▸ Required task:
Search the data below for the word "underlying" and copy each line that holds it.

..........

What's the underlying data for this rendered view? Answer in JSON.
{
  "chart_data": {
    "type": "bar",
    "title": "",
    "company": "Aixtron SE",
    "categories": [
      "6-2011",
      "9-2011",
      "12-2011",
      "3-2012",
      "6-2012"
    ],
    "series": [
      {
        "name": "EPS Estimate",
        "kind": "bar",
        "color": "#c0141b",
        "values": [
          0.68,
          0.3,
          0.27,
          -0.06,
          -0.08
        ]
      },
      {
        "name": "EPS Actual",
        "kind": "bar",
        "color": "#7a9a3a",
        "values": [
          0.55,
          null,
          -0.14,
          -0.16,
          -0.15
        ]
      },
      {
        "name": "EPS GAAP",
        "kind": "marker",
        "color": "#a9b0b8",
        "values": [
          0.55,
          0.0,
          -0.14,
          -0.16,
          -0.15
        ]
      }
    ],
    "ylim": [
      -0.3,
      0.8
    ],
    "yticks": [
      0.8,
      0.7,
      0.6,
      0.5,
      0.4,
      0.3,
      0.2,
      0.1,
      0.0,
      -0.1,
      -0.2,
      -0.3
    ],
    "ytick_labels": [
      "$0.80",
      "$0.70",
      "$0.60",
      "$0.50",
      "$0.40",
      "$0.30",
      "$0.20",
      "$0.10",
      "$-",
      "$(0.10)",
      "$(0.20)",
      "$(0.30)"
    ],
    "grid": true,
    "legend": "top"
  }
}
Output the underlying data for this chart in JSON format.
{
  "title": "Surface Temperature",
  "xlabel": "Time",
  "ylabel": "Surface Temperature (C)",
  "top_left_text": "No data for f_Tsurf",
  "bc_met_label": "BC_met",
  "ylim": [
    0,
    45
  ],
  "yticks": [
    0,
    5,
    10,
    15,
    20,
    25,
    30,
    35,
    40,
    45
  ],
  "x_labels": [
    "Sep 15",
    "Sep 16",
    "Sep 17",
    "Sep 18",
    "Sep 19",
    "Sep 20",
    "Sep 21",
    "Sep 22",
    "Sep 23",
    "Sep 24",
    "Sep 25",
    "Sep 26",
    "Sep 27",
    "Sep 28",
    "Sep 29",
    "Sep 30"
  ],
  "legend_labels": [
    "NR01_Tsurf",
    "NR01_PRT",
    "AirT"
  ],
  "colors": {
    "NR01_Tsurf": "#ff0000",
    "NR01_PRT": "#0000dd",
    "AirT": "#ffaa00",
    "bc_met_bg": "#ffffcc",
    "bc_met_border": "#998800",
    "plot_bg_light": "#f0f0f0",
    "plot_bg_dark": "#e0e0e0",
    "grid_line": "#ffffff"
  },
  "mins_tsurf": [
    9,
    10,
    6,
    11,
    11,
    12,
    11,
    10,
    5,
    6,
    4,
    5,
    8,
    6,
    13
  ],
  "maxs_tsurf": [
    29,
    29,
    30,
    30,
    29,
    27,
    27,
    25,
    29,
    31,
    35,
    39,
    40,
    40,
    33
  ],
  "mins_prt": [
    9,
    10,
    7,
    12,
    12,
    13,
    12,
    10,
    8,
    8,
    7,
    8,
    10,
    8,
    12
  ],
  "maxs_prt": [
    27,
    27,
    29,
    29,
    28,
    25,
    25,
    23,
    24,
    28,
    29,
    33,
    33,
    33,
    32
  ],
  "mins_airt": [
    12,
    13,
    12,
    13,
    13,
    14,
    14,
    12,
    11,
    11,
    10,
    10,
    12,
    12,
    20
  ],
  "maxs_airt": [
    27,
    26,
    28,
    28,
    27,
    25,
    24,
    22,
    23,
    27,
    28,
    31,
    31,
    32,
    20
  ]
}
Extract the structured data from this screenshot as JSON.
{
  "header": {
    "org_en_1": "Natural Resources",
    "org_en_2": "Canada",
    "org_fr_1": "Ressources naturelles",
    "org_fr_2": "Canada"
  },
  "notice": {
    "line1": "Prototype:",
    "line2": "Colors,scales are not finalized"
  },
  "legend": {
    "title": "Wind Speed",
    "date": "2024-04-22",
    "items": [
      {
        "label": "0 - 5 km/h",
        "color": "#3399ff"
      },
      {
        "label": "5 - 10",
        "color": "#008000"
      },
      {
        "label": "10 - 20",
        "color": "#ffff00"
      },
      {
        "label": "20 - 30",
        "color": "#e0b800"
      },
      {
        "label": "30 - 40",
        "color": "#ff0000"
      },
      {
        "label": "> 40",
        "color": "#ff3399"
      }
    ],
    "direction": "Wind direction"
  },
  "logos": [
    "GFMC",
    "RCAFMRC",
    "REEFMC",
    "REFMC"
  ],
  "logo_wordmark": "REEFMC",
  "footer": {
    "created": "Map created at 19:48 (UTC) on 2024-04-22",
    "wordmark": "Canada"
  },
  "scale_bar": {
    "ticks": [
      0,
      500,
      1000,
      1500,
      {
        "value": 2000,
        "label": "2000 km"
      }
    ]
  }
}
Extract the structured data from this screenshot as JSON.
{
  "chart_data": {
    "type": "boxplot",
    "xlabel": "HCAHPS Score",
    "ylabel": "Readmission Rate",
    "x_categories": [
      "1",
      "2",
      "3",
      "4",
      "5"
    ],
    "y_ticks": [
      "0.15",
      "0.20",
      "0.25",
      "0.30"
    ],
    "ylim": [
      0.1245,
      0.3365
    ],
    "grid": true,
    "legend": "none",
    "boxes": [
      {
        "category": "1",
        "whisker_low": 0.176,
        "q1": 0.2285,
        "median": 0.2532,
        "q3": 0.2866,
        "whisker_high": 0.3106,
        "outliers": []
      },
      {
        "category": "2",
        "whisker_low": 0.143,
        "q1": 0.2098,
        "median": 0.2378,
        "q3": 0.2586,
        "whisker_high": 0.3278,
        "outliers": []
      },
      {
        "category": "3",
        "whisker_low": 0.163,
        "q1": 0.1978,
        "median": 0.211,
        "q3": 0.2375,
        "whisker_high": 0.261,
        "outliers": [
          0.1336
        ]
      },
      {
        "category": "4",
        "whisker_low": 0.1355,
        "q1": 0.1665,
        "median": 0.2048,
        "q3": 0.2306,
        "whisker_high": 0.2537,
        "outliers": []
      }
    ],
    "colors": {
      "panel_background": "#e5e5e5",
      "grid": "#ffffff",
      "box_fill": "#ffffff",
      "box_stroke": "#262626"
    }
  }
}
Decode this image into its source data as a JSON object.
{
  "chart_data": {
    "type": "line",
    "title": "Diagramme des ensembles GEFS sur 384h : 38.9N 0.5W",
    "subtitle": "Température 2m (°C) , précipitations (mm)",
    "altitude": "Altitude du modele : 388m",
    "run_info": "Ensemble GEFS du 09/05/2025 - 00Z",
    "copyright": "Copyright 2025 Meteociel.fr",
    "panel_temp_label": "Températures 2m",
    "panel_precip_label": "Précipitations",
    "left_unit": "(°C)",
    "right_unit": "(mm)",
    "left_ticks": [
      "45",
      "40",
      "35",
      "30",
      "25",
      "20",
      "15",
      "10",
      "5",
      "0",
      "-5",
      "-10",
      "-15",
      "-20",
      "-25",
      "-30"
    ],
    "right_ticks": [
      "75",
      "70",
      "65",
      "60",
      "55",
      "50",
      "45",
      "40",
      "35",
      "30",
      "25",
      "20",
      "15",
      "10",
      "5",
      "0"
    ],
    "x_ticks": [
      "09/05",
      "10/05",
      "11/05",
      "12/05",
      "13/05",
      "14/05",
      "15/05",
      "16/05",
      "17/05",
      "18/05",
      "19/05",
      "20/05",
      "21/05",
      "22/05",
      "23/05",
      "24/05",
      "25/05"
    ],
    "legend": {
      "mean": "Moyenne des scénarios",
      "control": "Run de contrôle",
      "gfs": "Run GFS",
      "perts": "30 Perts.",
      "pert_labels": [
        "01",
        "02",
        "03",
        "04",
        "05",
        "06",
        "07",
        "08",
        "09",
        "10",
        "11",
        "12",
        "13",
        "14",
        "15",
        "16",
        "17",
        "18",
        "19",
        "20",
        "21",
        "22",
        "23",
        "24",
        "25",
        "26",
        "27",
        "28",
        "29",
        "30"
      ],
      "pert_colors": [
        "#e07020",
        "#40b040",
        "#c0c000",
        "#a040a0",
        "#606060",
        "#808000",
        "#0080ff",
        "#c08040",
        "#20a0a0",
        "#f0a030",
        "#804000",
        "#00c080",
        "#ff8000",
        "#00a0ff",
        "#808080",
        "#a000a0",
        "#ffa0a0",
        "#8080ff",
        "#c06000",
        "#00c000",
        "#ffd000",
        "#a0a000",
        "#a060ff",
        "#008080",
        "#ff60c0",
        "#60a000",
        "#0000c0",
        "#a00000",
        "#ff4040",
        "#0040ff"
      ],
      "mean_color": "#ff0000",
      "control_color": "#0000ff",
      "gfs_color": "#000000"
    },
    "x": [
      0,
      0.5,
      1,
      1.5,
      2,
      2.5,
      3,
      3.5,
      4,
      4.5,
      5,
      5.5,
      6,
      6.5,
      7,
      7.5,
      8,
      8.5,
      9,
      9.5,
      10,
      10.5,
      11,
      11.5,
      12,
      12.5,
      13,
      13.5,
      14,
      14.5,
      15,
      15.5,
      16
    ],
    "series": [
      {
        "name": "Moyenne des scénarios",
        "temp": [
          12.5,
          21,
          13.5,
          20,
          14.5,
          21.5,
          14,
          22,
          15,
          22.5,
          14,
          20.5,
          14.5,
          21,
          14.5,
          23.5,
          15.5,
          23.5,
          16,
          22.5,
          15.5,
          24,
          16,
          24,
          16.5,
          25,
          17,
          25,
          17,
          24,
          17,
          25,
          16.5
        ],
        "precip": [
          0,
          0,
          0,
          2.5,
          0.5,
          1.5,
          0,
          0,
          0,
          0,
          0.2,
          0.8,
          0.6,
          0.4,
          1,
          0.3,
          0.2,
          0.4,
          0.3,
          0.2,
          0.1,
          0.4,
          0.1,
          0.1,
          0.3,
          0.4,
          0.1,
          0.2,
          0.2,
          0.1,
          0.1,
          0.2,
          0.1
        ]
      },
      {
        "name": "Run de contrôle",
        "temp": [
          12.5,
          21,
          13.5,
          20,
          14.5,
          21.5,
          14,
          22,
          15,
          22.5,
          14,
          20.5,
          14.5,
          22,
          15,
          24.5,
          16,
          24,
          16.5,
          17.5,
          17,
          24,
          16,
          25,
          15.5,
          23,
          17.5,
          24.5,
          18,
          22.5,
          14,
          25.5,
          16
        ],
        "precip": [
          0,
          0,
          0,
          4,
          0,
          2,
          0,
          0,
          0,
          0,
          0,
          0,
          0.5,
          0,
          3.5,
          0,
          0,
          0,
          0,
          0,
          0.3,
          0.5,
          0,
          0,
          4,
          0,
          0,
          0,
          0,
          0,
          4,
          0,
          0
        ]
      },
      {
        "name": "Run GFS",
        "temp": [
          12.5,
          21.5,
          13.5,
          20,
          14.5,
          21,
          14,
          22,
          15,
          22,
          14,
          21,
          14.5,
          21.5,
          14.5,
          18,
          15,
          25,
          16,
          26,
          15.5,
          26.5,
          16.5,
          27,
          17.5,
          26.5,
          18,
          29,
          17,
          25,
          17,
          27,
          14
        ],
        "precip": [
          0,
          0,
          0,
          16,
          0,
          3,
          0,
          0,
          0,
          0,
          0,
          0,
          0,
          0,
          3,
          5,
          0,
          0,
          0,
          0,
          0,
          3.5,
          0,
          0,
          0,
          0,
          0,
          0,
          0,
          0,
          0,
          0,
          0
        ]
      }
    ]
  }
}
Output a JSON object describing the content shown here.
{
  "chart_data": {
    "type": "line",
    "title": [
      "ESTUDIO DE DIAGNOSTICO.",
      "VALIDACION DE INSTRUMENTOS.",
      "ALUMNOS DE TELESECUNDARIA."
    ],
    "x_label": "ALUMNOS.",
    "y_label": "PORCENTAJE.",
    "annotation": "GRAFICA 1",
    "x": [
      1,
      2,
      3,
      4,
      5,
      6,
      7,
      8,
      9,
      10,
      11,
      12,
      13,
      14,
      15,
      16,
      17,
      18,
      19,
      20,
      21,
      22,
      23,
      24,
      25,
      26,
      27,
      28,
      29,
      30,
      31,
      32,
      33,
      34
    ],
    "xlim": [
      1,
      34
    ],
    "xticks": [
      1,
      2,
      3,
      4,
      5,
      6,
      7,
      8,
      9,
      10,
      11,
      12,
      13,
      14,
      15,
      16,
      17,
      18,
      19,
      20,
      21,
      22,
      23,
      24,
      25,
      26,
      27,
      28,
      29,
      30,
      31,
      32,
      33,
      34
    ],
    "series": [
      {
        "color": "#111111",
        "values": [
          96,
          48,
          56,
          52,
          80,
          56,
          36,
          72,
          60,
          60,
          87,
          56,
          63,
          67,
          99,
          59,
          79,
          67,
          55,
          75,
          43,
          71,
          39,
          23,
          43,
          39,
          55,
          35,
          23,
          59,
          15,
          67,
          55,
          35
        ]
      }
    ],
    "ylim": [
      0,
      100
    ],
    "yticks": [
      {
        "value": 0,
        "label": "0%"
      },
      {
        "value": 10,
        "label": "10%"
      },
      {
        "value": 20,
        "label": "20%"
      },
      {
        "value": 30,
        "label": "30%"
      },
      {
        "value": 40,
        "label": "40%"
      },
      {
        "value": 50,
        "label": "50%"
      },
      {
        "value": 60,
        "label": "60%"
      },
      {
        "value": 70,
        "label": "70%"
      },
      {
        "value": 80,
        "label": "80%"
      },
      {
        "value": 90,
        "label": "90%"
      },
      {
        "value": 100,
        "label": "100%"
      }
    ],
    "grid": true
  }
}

..........

▸ Right answer:
What's the underlying data for this rendered view? Answer in JSON.
Output the underlying data for this chart in JSON format.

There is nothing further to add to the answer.